Reproduce the listing below in its entirety. Change nothing.

(Rows from a figure dataset)
------------------------

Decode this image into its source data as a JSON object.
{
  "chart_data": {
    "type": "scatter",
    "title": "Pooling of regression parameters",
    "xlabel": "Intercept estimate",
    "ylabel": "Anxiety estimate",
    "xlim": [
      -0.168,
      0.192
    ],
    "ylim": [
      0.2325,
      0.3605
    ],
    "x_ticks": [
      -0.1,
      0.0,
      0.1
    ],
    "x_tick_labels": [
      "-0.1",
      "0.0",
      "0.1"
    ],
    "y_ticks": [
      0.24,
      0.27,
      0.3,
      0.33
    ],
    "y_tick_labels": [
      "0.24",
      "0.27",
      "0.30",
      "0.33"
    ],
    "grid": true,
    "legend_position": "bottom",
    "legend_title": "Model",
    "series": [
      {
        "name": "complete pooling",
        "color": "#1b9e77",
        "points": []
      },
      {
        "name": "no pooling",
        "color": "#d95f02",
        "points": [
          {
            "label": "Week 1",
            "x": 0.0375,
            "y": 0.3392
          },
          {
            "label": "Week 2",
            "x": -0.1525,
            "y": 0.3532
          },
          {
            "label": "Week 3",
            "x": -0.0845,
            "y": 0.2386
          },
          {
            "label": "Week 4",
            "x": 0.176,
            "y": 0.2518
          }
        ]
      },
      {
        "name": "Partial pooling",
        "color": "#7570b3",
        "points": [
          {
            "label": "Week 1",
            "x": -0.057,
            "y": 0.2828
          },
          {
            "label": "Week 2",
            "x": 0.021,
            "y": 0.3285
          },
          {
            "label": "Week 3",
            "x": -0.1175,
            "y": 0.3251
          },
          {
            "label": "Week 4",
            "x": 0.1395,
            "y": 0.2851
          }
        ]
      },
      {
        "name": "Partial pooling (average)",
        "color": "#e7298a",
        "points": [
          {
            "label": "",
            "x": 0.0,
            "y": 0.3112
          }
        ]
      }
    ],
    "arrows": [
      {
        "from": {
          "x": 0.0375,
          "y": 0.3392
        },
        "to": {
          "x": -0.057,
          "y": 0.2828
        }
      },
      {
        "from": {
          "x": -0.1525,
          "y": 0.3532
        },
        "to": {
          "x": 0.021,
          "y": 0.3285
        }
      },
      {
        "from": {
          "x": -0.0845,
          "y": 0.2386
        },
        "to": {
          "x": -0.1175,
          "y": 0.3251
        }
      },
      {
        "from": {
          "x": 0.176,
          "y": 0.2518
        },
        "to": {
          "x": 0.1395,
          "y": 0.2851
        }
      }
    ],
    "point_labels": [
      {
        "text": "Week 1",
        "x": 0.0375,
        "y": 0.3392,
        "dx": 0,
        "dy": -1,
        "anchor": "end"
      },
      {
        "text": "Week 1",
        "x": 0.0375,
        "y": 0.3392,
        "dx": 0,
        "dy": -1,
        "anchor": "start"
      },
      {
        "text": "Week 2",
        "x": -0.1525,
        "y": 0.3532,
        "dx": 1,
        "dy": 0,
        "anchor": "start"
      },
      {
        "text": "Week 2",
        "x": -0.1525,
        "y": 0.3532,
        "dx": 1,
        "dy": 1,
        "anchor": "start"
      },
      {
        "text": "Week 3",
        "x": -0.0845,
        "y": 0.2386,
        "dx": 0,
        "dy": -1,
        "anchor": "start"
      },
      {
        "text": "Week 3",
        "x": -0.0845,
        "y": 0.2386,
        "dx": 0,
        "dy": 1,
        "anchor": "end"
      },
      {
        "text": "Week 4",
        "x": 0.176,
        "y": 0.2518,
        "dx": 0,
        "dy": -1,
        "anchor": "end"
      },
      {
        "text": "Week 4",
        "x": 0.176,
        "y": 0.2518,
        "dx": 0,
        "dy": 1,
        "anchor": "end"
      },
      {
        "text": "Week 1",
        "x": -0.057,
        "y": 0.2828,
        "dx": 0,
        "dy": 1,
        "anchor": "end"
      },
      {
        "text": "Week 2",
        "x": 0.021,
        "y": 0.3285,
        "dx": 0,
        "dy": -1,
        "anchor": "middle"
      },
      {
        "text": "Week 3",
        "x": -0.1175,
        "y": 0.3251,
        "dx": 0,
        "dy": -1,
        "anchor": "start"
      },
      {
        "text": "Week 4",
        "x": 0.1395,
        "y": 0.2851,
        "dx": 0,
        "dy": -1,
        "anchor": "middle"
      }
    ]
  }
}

------------------------

FINAL ANSWER:
Decode this image into its source data as a JSON object.
{
  "chart_data": {
    "type": "scatter",
    "title": "Pooling of regression parameters",
    "xlabel": "Intercept estimate",
    "ylabel": "Anxiety estimate",
    "xlim": [
      -0.168,
      0.192
    ],
    "ylim": [
      0.2325,
      0.3605
    ],
    "x_ticks": [
      -0.1,
      0.0,
      0.1
    ],
    "x_tick_labels": [
      "-0.1",
      "0.0",
      "0.1"
    ],
    "y_ticks": [
      0.24,
      0.27,
      0.3,
      0.33
    ],
    "y_tick_labels": [
      "0.24",
      "0.27",
      "0.30",
      "0.33"
    ],
    "grid": true,
    "legend_position": "bottom",
    "legend_title": "Model",
    "series": [
      {
        "name": "complete pooling",
        "color": "#1b9e77",
        "points": []
      },
      {
        "name": "no pooling",
        "color": "#d95f02",
        "points": [
          {
            "label": "Week 1",
            "x": 0.0375,
            "y": 0.3392
          },
          {
            "label": "Week 2",
            "x": -0.1525,
            "y": 0.3532
          },
          {
            "label": "Week 3",
            "x": -0.0845,
            "y": 0.2386
          },
          {
            "label": "Week 4",
            "x": 0.176,
            "y": 0.2518
          }
        ]
      },
      {
        "name": "Partial pooling",
        "color": "#7570b3",
        "points": [
          {
            "label": "Week 1",
            "x": -0.057,
            "y": 0.2828
          },
          {
            "label": "Week 2",
            "x": 0.021,
            "y": 0.3285
          },
          {
            "label": "Week 3",
            "x": -0.1175,
            "y": 0.3251
          },
          {
            "label": "Week 4",
            "x": 0.1395,
            "y": 0.2851
          }
        ]
      },
      {
        "name": "Partial pooling (average)",
        "color": "#e7298a",
        "points": [
          {
            "label": "",
            "x": 0.0,
            "y": 0.3112
          }
        ]
      }
    ],
    "arrows": [
      {
        "from": {
          "x": 0.0375,
          "y": 0.3392
        },
        "to": {
          "x": -0.057,
          "y": 0.2828
        }
      },
      {
        "from": {
          "x": -0.1525,
          "y": 0.3532
        },
        "to": {
          "x": 0.021,
          "y": 0.3285
        }
      },
      {
        "from": {
          "x": -0.0845,
          "y": 0.2386
        },
        "to": {
          "x": -0.1175,
          "y": 0.3251
        }
      },
      {
        "from": {
          "x": 0.176,
          "y": 0.2518
        },
        "to": {
          "x": 0.1395,
          "y": 0.2851
        }
      }
    ],
    "point_labels": [
      {
        "text": "Week 1",
        "x": 0.0375,
        "y": 0.3392,
        "dx": 0,
        "dy": -1,
        "anchor": "end"
      },
      {
        "text": "Week 1",
        "x": 0.0375,
        "y": 0.3392,
        "dx": 0,
        "dy": -1,
        "anchor": "start"
      },
      {
        "text": "Week 2",
        "x": -0.1525,
        "y": 0.3532,
        "dx": 1,
        "dy": 0,
        "anchor": "start"
      },
      {
        "text": "Week 2",
        "x": -0.1525,
        "y": 0.3532,
        "dx": 1,
        "dy": 1,
        "anchor": "start"
      },
      {
        "text": "Week 3",
        "x": -0.0845,
        "y": 0.2386,
        "dx": 0,
        "dy": -1,
        "anchor": "start"
      },
      {
        "text": "Week 3",
        "x": -0.0845,
        "y": 0.2386,
        "dx": 0,
        "dy": 1,
        "anchor": "end"
      },
      {
        "text": "Week 4",
        "x": 0.176,
        "y": 0.2518,
        "dx": 0,
        "dy": -1,
        "anchor": "end"
      },
      {
        "text": "Week 4",
        "x": 0.176,
        "y": 0.2518,
        "dx": 0,
        "dy": 1,
        "anchor": "end"
      },
      {
        "text": "Week 1",
        "x": -0.057,
        "y": 0.2828,
        "dx": 0,
        "dy": 1,
        "anchor": "end"
      },
      {
        "text": "Week 2",
        "x": 0.021,
        "y": 0.3285,
        "dx": 0,
        "dy": -1,
        "anchor": "middle"
      },
      {
        "text": "Week 3",
        "x": -0.1175,
        "y": 0.3251,
        "dx": 0,
        "dy": -1,
        "anchor": "start"
      },
      {
        "text": "Week 4",
        "x": 0.1395,
        "y": 0.2851,
        "dx": 0,
        "dy": -1,
        "anchor": "middle"
      }
    ]
  }
}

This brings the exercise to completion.